§ **Aufgaben**:
**1)** In welchem Jahr rehabilitierte das IOC Jim Thorpe laut dem folgenden Textauszug über den Zehnkampf?
**2)** Prüfe anhand des folgenden Textauszugs über den Zehnkampf, ob die Aussagen stimmen, und belege jede Antwort mit einem wörtlichen Zitat: (a) Thorpe wurde 1912 in Stockholm Olympiasieger. (b) Thorpe verlor seine Goldmedaille, weil er in einer Profi-Fußballliga gespielt hatte. (c) Gustav V. bezeichnete Thorpe als „wahren König der Athleten“.
**3)** Greife den folgenden Textauszug über den Zehnkampf und Jim Thorpe nach seinem letzten Satz auf und schreibe ihn weiter.

§ **Textauszug**:

Beim Thorpe-Cup zwischen den USA und Deutschland lebt der Mythos des Mehrkampfmekkas auf den Fildern weiter. Dabei werden auch Erinnerungen an große Wettkämpfe im Zehnkampf wach.

Bernhausen - Zehnkampf ist keine Frage der Hautfarbe. Der Chinese Yang, der Brite Thompson und der Deutsche Kratschmer, alle drei Weltrekordler, verkörperten die Ideologie einer außergewöhnlichen Disziplin, die immer auch außergewöhnliche Athleten hervorbrachte. Jim Thorpe, einem US-Halbindianer, haben die Zehnkämpfer ihren Titel „Könige der Athleten“ zu verdanken. Von der Leistung des Olympiasiegers bei den Olympischen Spielen 1912 in Stockholm war der schwedische König Gustav V. bei der Siegehrung dermaßen angetan, dass er ihn als „wahren König der Athleten“ bezeichnete. Ironie des Schicksals: Thorpe wurde zwei Jahre nach dem Olympiasieg seine Goldmedaille aberkannt, weil er zuvor in einer halbprofessionellen Baseballliga gespielt und somit gegen die Amateurbestimmungen verstoßen hatte. Erst 1983, dreißig Jahre nach seinem Tod, wurde er vom IOC rehabilitiert.

§ **Daten**:
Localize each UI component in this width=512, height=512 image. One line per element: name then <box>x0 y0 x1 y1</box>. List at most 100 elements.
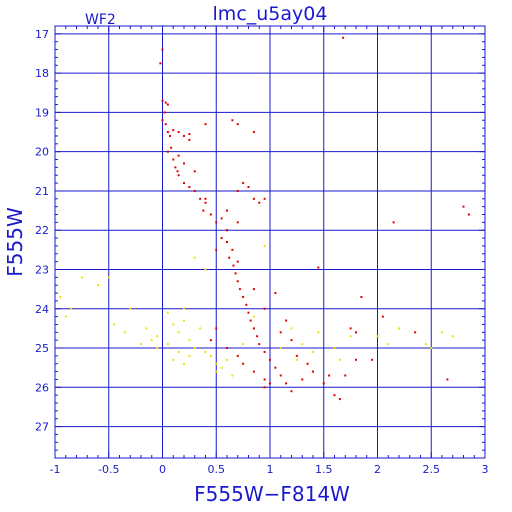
data-point <box>166 131 169 134</box>
data-point <box>252 370 255 373</box>
data-point <box>285 382 288 385</box>
x-tick-label: 3 <box>482 463 489 476</box>
data-point <box>376 335 379 338</box>
data-point <box>107 276 110 279</box>
x-tick-label: 1 <box>267 463 274 476</box>
data-point <box>177 350 180 353</box>
data-point <box>164 123 167 126</box>
data-point <box>183 134 185 137</box>
data-point <box>398 327 400 330</box>
data-point <box>188 339 191 342</box>
data-point <box>193 189 196 192</box>
data-point <box>123 331 126 334</box>
data-point <box>392 221 395 224</box>
data-point <box>231 248 234 251</box>
data-point <box>279 374 282 377</box>
data-point <box>204 268 207 271</box>
data-point <box>145 327 148 330</box>
data-point <box>220 237 223 240</box>
data-point <box>263 386 266 389</box>
data-point <box>166 150 169 153</box>
data-points <box>59 36 470 401</box>
data-point <box>236 280 239 283</box>
y-tick-label: 20 <box>35 146 49 159</box>
data-point <box>183 362 185 365</box>
data-point <box>338 358 341 361</box>
data-point <box>247 311 250 314</box>
data-point <box>193 347 196 350</box>
data-point <box>290 390 293 393</box>
data-point <box>236 221 239 224</box>
data-point <box>236 260 239 263</box>
data-point <box>451 335 454 338</box>
data-point <box>177 131 180 134</box>
data-point <box>226 358 228 361</box>
data-point <box>209 213 212 216</box>
data-point <box>414 331 417 334</box>
data-point <box>301 378 304 381</box>
data-point <box>371 358 374 361</box>
data-point <box>317 266 320 269</box>
x-tick-label: -1 <box>50 463 61 476</box>
data-point <box>232 264 235 267</box>
data-point <box>97 284 99 287</box>
data-point <box>290 339 293 342</box>
data-point <box>163 111 166 114</box>
data-point <box>188 133 191 135</box>
data-point <box>263 350 266 353</box>
data-point <box>269 382 271 385</box>
data-point <box>172 358 175 361</box>
data-point <box>161 48 164 51</box>
data-point <box>252 197 255 200</box>
data-point <box>312 370 314 373</box>
y-tick-label: 25 <box>35 342 49 355</box>
data-point <box>312 350 314 353</box>
data-point <box>150 339 153 342</box>
data-point <box>172 323 175 326</box>
data-point <box>317 331 320 334</box>
data-point <box>231 374 234 377</box>
data-point <box>467 213 470 216</box>
data-point <box>188 186 191 189</box>
data-point <box>252 288 255 291</box>
grid-lines <box>55 26 485 458</box>
data-point <box>166 343 169 346</box>
data-point <box>204 350 207 353</box>
data-point <box>161 119 164 122</box>
data-point <box>215 327 218 330</box>
data-point <box>215 370 218 373</box>
data-point <box>228 256 231 259</box>
data-point <box>333 347 336 350</box>
data-point <box>242 295 245 298</box>
y-tick-label: 19 <box>35 106 49 119</box>
data-point <box>256 335 259 338</box>
data-point <box>204 197 207 200</box>
data-point <box>234 272 237 275</box>
x-tick-label: 0.5 <box>208 463 226 476</box>
data-point <box>360 295 363 298</box>
data-point <box>193 256 196 259</box>
data-point <box>424 343 427 346</box>
data-point <box>295 354 298 357</box>
data-point <box>238 288 241 291</box>
data-point <box>199 327 202 330</box>
data-point <box>322 382 325 385</box>
data-point <box>247 186 250 189</box>
data-point <box>226 347 228 350</box>
data-point <box>204 123 207 126</box>
data-point <box>355 331 357 334</box>
data-point <box>177 154 180 157</box>
data-point <box>209 354 212 357</box>
y-axis-label: F555W <box>3 207 27 277</box>
data-point <box>441 331 443 334</box>
data-point <box>70 307 73 310</box>
data-point <box>226 241 228 243</box>
data-point <box>159 62 162 65</box>
data-point <box>355 358 357 361</box>
y-tick-label: 17 <box>35 28 49 41</box>
data-point <box>172 129 175 132</box>
x-axis-label: F555W−F814W <box>194 482 350 506</box>
data-point <box>183 319 185 322</box>
data-point <box>199 197 202 200</box>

§ **Lösungen**:
**1)** 1983, dreißig Jahre nach seinem Tod.

**2)**
(a) Ja: „Von der Leistung des Olympiasiegers bei den Olympischen Spielen 1912 in Stockholm“
(b) Nein: „weil er zuvor in einer halbprofessionellen Baseballliga gespielt und somit gegen die Amateurbestimmungen verstoßen hatte“
(c) Ja: „dass er ihn als „wahren König der Athleten“ bezeichnete“

**3)**
 

Zum vierten Mal wird am Wochenende in Bernhausen der Thorpe-Cup ausgetragen, wie der Länderkampf zwischen Deutschland und den USA im Zehn- und Siebenkampf seit 2007 zu Ehren von Jim Thorpe genannt wird. Und immer ist eine Aura um diesen Ort Bernhausen spürbar, der seit vier Jahrzehnten das Mehrkampfmekka schlechthin ist. Drei Weltrekorde, ein Europarekord und viele Leistungen in den ewigen Bestenlisten haben diesem Ort einen fast mythischen Charakter gegeben.

Bereits 1977 rückte Eva Wilms Bernhausen mit ihrem Fünfkampf-Weltrekord bei einem Länderkampf gegen die UdSSR ins Blickfeld – der Anfang des Mehrkampfmekkas. „Bernhausen hat’s gezeigt, wie’s geht“, lobt die Nachwuchs-Bundestrainerin Eva Rapp (früher Wilms) die Organisatoren auf den Fildern noch heute in höchsten Tönen.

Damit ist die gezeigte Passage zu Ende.